--- Begin ---

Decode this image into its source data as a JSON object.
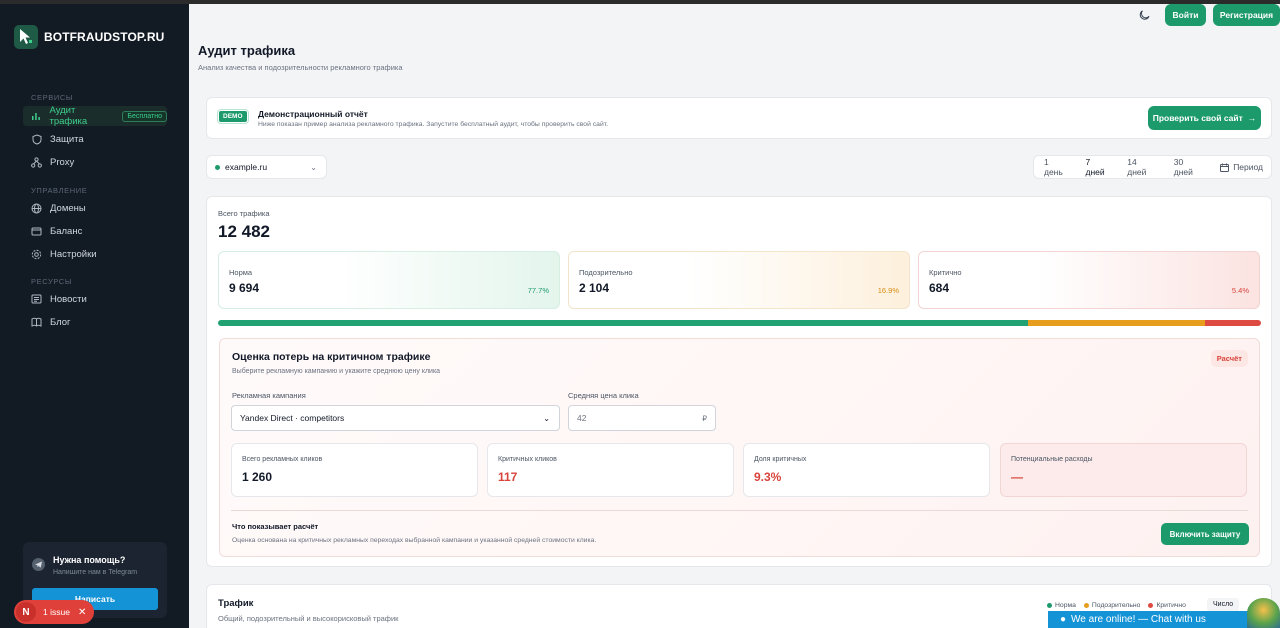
{
  "brand": {
    "name": "BOTFRAUDSTOP.RU"
  },
  "sidebar": {
    "sections": [
      {
        "label": "СЕРВИСЫ"
      },
      {
        "label": "УПРАВЛЕНИЕ"
      },
      {
        "label": "РЕСУРСЫ"
      }
    ],
    "items": [
      {
        "label": "Аудит трафика",
        "badge": "Бесплатно",
        "icon": "chart-bars-icon"
      },
      {
        "label": "Защита",
        "icon": "shield-icon"
      },
      {
        "label": "Proxy",
        "icon": "network-icon"
      },
      {
        "label": "Домены",
        "icon": "globe-icon"
      },
      {
        "label": "Баланс",
        "icon": "wallet-icon"
      },
      {
        "label": "Настройки",
        "icon": "gear-icon"
      },
      {
        "label": "Новости",
        "icon": "newspaper-icon"
      },
      {
        "label": "Блог",
        "icon": "book-icon"
      }
    ],
    "help": {
      "title": "Нужна помощь?",
      "subtitle": "Напишите нам в Telegram",
      "button": "Написать"
    }
  },
  "issues": {
    "letter": "N",
    "label": "1 issue"
  },
  "header": {
    "login": "Войти",
    "register": "Регистрация"
  },
  "page": {
    "title": "Аудит трафика",
    "subtitle": "Анализ качества и подозрительности рекламного трафика"
  },
  "demo": {
    "tag": "DEMO",
    "title": "Демонстрационный отчёт",
    "description": "Ниже показан пример анализа рекламного трафика. Запустите бесплатный аудит, чтобы проверить свой сайт.",
    "button": "Проверить свой сайт"
  },
  "filters": {
    "domain": "example.ru",
    "ranges": [
      "1 день",
      "7 дней",
      "14 дней",
      "30 дней",
      "Период"
    ],
    "active_range": "7 дней"
  },
  "traffic": {
    "total_label": "Всего трафика",
    "total_value": "12 482",
    "norm": {
      "label": "Норма",
      "value": "9 694",
      "pct": "77.7%",
      "fraction": 0.777
    },
    "suspicious": {
      "label": "Подозрительно",
      "value": "2 104",
      "pct": "16.9%",
      "fraction": 0.169
    },
    "critical": {
      "label": "Критично",
      "value": "684",
      "pct": "5.4%",
      "fraction": 0.054
    }
  },
  "loss": {
    "title": "Оценка потерь на критичном трафике",
    "subtitle": "Выберите рекламную кампанию и укажите среднюю цену клика",
    "badge": "Расчёт",
    "campaign_label": "Рекламная кампания",
    "campaign_value": "Yandex Direct · competitors",
    "cpc_label": "Средняя цена клика",
    "cpc_value": "42",
    "cpc_unit": "₽",
    "metrics": [
      {
        "label": "Всего рекламных кликов",
        "value": "1 260"
      },
      {
        "label": "Критичных кликов",
        "value": "117"
      },
      {
        "label": "Доля критичных",
        "value": "9.3%"
      },
      {
        "label": "Потенциальные расходы",
        "value": "—"
      }
    ],
    "what_title": "Что показывает расчёт",
    "what_desc": "Оценка основана на критичных рекламных переходах выбранной кампании и указанной средней стоимости клика.",
    "enable_button": "Включить защиту"
  },
  "chart_section": {
    "title": "Трафик",
    "subtitle": "Общий, подозрительный и высокорисковый трафик",
    "legend": [
      "Норма",
      "Подозрительно",
      "Критично"
    ],
    "mode": "Число"
  },
  "chat": {
    "label": "We are online! — Chat with us"
  },
  "colors": {
    "accent": "#1d9a6c",
    "warning": "#e79e1c",
    "danger": "#dd4a42",
    "sidebar_bg": "#121a24"
  }
}
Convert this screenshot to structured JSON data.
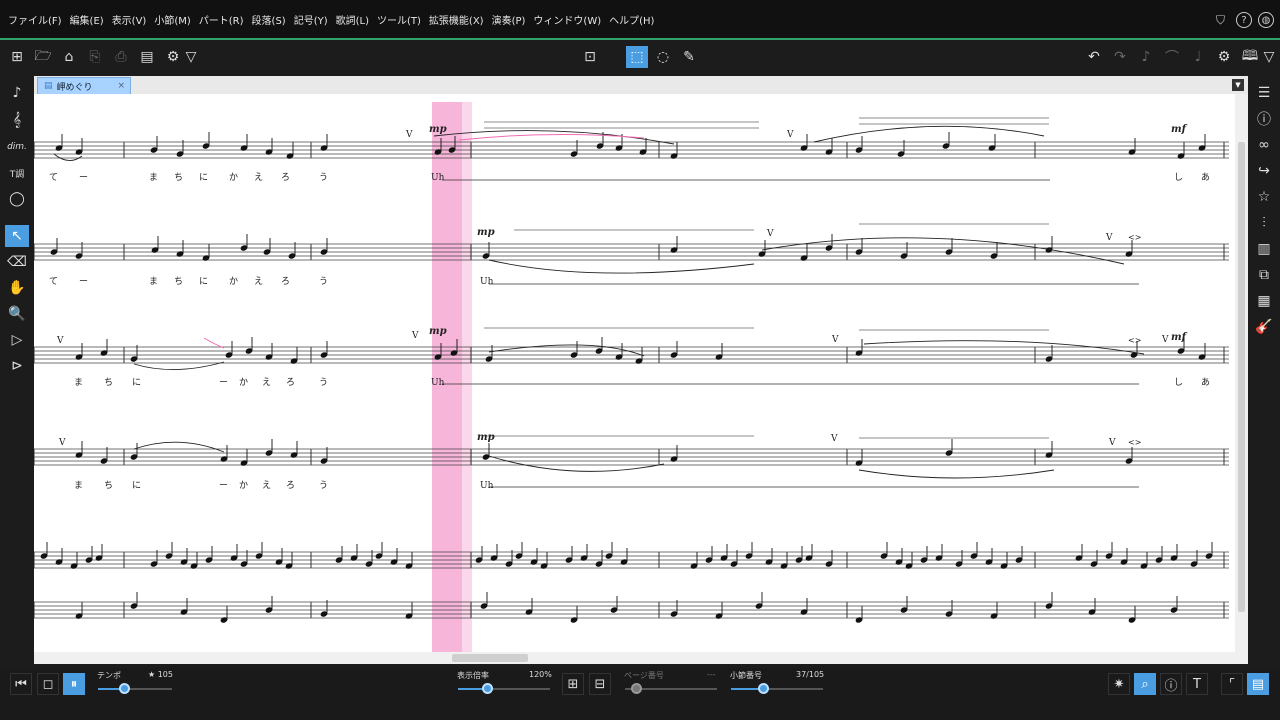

--- End ---

◆ Task
Output all the records, word for word, with no pictures in the copy.

◆ Task output
Decode this image into its source data as a JSON object.
{
  "brand": {
    "name": "BOTFRAUDSTOP.RU"
  },
  "sidebar": {
    "sections": [
      {
        "label": "СЕРВИСЫ"
      },
      {
        "label": "УПРАВЛЕНИЕ"
      },
      {
        "label": "РЕСУРСЫ"
      }
    ],
    "items": [
      {
        "label": "Аудит трафика",
        "badge": "Бесплатно",
        "icon": "chart-bars-icon"
      },
      {
        "label": "Защита",
        "icon": "shield-icon"
      },
      {
        "label": "Proxy",
        "icon": "network-icon"
      },
      {
        "label": "Домены",
        "icon": "globe-icon"
      },
      {
        "label": "Баланс",
        "icon": "wallet-icon"
      },
      {
        "label": "Настройки",
        "icon": "gear-icon"
      },
      {
        "label": "Новости",
        "icon": "newspaper-icon"
      },
      {
        "label": "Блог",
        "icon": "book-icon"
      }
    ],
    "help": {
      "title": "Нужна помощь?",
      "subtitle": "Напишите нам в Telegram",
      "button": "Написать"
    }
  },
  "issues": {
    "letter": "N",
    "label": "1 issue"
  },
  "header": {
    "login": "Войти",
    "register": "Регистрация"
  },
  "page": {
    "title": "Аудит трафика",
    "subtitle": "Анализ качества и подозрительности рекламного трафика"
  },
  "demo": {
    "tag": "DEMO",
    "title": "Демонстрационный отчёт",
    "description": "Ниже показан пример анализа рекламного трафика. Запустите бесплатный аудит, чтобы проверить свой сайт.",
    "button": "Проверить свой сайт"
  },
  "filters": {
    "domain": "example.ru",
    "ranges": [
      "1 день",
      "7 дней",
      "14 дней",
      "30 дней",
      "Период"
    ],
    "active_range": "7 дней"
  },
  "traffic": {
    "total_label": "Всего трафика",
    "total_value": "12 482",
    "norm": {
      "label": "Норма",
      "value": "9 694",
      "pct": "77.7%",
      "fraction": 0.777
    },
    "suspicious": {
      "label": "Подозрительно",
      "value": "2 104",
      "pct": "16.9%",
      "fraction": 0.169
    },
    "critical": {
      "label": "Критично",
      "value": "684",
      "pct": "5.4%",
      "fraction": 0.054
    }
  },
  "loss": {
    "title": "Оценка потерь на критичном трафике",
    "subtitle": "Выберите рекламную кампанию и укажите среднюю цену клика",
    "badge": "Расчёт",
    "campaign_label": "Рекламная кампания",
    "campaign_value": "Yandex Direct · competitors",
    "cpc_label": "Средняя цена клика",
    "cpc_value": "42",
    "cpc_unit": "₽",
    "metrics": [
      {
        "label": "Всего рекламных кликов",
        "value": "1 260"
      },
      {
        "label": "Критичных кликов",
        "value": "117"
      },
      {
        "label": "Доля критичных",
        "value": "9.3%"
      },
      {
        "label": "Потенциальные расходы",
        "value": "—"
      }
    ],
    "what_title": "Что показывает расчёт",
    "what_desc": "Оценка основана на критичных рекламных переходах выбранной кампании и указанной средней стоимости клика.",
    "enable_button": "Включить защиту"
  },
  "chart_section": {
    "title": "Трафик",
    "subtitle": "Общий, подозрительный и высокорисковый трафик",
    "legend": [
      "Норма",
      "Подозрительно",
      "Критично"
    ],
    "mode": "Число"
  },
  "chat": {
    "label": "We are online! — Chat with us"
  },
  "colors": {
    "accent": "#1d9a6c",
    "warning": "#e79e1c",
    "danger": "#dd4a42",
    "sidebar_bg": "#121a24"
  }
}
Convert this screenshot to structured JSON data.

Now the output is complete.